* Given request *
Go over the entries below line by line, copying each one that contains the word "ParticleTyper".
[START Data section]
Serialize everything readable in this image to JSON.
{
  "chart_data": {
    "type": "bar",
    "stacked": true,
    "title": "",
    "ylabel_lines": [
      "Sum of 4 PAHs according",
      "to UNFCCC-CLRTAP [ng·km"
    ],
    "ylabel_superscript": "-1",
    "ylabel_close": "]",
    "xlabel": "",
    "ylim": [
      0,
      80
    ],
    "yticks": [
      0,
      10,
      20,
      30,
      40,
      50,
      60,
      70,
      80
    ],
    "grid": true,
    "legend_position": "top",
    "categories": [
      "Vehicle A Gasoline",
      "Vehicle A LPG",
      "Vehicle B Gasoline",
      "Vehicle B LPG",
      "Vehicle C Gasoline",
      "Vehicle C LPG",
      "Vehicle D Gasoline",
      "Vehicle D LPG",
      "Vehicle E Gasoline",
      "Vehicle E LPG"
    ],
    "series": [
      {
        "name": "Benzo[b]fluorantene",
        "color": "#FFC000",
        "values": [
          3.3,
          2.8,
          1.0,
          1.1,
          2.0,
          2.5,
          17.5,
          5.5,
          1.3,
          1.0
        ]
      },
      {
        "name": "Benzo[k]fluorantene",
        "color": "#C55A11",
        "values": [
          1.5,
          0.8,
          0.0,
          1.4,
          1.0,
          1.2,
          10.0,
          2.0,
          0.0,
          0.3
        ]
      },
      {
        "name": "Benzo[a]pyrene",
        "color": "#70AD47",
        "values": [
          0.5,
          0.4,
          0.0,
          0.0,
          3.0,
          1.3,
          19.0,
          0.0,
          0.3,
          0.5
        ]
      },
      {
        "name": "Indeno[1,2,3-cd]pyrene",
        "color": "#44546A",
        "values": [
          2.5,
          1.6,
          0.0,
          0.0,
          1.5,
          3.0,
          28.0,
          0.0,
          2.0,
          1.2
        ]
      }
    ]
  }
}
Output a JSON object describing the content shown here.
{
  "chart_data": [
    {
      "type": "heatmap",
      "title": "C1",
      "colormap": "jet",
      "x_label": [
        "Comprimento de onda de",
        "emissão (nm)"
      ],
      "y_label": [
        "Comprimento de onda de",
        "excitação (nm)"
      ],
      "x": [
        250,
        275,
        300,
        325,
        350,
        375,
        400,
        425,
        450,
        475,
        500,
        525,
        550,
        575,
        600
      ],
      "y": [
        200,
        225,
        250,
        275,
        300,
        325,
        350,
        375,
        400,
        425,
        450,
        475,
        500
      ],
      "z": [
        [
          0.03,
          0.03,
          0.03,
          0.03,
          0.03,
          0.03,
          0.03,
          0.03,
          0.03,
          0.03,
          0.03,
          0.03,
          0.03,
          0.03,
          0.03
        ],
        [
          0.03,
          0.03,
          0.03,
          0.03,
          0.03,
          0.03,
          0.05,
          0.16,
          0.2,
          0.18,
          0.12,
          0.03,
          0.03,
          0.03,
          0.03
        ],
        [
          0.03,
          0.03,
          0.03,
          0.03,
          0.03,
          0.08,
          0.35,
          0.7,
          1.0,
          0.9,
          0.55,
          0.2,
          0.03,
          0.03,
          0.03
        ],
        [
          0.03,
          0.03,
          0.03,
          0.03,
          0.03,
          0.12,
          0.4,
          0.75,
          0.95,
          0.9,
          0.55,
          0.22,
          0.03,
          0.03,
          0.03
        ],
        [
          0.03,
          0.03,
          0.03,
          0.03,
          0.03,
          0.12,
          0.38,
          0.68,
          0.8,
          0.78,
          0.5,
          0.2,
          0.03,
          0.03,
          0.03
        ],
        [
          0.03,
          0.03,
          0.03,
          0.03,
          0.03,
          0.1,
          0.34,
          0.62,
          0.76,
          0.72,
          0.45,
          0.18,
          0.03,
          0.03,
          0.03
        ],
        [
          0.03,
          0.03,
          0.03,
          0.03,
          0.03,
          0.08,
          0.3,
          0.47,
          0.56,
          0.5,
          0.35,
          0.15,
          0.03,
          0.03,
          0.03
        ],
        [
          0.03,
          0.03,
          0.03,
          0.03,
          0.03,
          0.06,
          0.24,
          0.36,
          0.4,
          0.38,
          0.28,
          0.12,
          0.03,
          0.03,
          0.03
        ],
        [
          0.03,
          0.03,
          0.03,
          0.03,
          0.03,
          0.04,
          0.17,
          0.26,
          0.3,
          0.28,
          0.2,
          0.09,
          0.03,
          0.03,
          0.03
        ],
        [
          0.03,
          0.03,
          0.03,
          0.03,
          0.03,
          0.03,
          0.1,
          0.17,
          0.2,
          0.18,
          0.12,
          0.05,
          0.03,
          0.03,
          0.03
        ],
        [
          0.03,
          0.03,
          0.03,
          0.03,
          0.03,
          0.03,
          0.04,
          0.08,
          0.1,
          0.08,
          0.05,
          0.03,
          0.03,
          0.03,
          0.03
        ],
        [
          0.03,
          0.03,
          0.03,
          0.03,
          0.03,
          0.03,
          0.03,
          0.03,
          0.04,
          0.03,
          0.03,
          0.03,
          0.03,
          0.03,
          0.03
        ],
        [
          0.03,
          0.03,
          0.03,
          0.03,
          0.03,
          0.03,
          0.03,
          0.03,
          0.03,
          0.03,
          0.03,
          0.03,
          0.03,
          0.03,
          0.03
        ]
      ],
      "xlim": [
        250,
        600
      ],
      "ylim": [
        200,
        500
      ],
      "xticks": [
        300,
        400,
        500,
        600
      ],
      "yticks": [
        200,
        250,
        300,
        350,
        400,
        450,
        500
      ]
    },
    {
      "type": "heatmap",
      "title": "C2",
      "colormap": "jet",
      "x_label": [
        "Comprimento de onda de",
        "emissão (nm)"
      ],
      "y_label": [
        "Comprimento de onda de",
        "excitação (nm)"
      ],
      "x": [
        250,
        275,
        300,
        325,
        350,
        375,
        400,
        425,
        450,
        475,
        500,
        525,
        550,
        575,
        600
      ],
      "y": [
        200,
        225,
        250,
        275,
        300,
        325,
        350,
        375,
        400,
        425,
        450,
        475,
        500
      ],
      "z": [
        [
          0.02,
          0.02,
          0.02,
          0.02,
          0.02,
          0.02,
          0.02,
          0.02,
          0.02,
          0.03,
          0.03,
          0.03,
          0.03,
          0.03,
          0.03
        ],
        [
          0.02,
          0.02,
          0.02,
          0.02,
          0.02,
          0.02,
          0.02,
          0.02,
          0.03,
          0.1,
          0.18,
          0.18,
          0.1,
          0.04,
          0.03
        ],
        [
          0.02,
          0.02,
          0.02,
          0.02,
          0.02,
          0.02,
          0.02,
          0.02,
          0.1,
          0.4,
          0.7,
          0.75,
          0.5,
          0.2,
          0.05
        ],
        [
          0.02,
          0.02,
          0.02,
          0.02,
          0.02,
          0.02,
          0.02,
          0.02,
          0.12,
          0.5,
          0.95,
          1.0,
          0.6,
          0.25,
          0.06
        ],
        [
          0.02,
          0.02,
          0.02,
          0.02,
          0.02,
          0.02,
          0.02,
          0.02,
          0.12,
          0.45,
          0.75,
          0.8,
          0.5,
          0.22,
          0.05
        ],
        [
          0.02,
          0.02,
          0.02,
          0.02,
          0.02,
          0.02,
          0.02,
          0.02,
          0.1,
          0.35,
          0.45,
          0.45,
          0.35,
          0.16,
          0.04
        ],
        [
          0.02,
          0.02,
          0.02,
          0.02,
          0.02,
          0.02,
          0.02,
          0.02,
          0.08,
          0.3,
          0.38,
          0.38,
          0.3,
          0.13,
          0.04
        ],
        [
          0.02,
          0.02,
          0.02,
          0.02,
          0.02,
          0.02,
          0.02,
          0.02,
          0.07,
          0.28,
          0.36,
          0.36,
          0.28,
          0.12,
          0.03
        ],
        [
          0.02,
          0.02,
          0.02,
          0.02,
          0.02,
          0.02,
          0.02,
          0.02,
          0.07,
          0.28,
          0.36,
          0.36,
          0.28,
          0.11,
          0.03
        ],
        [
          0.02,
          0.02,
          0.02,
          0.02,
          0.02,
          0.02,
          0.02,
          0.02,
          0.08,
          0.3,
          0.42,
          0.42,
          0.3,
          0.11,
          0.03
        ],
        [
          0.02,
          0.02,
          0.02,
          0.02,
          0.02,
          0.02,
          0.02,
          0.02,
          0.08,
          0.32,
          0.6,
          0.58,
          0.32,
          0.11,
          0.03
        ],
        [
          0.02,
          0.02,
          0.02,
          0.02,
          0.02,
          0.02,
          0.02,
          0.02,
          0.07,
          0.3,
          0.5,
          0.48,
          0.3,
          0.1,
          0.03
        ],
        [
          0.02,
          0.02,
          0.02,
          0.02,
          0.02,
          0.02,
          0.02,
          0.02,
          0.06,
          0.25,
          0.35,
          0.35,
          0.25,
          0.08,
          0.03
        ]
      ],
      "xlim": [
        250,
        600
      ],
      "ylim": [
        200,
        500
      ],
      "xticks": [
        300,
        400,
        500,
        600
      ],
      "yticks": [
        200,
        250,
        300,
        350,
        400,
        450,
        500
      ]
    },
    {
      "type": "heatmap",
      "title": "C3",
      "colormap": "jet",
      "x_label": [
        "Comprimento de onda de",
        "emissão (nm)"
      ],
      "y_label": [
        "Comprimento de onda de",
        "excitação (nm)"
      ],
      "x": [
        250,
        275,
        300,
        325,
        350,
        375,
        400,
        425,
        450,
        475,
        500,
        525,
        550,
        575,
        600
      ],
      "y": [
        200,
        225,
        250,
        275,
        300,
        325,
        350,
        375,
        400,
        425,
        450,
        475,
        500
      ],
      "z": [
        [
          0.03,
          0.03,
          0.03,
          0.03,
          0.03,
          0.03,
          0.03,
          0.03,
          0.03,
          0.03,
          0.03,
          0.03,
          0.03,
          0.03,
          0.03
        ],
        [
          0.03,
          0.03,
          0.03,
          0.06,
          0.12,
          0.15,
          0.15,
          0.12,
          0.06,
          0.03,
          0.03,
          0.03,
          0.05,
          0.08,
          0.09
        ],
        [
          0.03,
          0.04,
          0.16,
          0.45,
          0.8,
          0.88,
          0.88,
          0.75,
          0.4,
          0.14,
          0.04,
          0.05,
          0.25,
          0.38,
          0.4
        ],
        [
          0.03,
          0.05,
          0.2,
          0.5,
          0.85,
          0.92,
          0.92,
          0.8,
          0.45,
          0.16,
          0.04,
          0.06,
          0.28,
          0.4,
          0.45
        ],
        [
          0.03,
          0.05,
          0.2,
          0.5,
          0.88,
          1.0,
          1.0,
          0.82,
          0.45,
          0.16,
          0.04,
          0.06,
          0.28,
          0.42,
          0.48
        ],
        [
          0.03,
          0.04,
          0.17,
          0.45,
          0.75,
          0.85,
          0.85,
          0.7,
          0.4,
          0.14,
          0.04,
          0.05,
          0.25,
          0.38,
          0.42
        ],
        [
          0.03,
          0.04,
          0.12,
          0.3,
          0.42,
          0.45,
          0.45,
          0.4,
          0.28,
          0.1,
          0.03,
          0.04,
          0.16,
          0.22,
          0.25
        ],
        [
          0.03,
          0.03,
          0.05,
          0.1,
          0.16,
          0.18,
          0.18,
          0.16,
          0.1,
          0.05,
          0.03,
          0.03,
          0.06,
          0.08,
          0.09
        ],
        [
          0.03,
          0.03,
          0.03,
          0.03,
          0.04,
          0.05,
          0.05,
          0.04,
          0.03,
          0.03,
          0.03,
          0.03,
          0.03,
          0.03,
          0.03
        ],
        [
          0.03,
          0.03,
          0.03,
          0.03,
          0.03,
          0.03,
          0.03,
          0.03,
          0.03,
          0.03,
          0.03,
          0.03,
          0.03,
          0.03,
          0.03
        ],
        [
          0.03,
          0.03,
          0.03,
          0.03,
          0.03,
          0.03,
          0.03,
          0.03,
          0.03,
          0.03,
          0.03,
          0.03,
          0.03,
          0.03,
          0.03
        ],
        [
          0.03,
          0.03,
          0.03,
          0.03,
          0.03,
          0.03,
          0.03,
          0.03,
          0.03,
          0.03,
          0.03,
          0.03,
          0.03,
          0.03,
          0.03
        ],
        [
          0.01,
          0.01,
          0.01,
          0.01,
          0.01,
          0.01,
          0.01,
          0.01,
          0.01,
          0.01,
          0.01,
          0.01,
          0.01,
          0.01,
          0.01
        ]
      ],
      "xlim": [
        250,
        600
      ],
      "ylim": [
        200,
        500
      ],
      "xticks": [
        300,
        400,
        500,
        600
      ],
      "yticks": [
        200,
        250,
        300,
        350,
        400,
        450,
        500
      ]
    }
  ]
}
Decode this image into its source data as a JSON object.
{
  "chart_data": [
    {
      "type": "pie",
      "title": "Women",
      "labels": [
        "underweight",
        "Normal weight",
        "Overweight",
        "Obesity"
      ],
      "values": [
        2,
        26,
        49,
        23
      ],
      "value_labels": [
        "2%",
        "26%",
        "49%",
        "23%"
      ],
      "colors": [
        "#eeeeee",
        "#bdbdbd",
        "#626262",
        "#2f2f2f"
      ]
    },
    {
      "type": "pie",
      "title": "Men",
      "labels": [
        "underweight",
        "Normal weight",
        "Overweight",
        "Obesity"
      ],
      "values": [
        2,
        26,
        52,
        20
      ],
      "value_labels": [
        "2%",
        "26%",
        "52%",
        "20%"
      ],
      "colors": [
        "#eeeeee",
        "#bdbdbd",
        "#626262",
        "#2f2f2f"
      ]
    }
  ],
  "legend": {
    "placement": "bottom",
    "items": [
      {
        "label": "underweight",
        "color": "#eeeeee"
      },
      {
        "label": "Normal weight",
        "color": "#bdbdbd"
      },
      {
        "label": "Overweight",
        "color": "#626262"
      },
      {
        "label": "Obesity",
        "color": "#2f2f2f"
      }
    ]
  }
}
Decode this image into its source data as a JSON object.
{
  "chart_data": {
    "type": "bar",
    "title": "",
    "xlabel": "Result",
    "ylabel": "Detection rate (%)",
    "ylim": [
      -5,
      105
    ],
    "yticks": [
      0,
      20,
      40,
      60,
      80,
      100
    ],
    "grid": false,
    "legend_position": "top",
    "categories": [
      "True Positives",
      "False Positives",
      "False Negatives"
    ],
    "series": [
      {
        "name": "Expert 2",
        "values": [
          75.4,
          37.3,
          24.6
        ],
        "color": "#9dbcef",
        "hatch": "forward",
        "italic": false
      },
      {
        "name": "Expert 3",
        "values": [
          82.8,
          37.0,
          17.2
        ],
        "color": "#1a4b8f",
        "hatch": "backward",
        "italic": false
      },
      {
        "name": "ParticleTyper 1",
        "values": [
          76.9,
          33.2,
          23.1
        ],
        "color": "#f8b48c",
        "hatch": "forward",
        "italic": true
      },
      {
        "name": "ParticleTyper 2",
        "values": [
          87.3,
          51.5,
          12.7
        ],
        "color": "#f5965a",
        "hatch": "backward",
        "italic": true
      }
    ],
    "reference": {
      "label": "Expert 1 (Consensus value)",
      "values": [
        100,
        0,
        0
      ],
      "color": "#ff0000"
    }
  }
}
[END Data section]
* Output for this exercise *
        "name": "ParticleTyper 1",
        "name": "ParticleTyper 2",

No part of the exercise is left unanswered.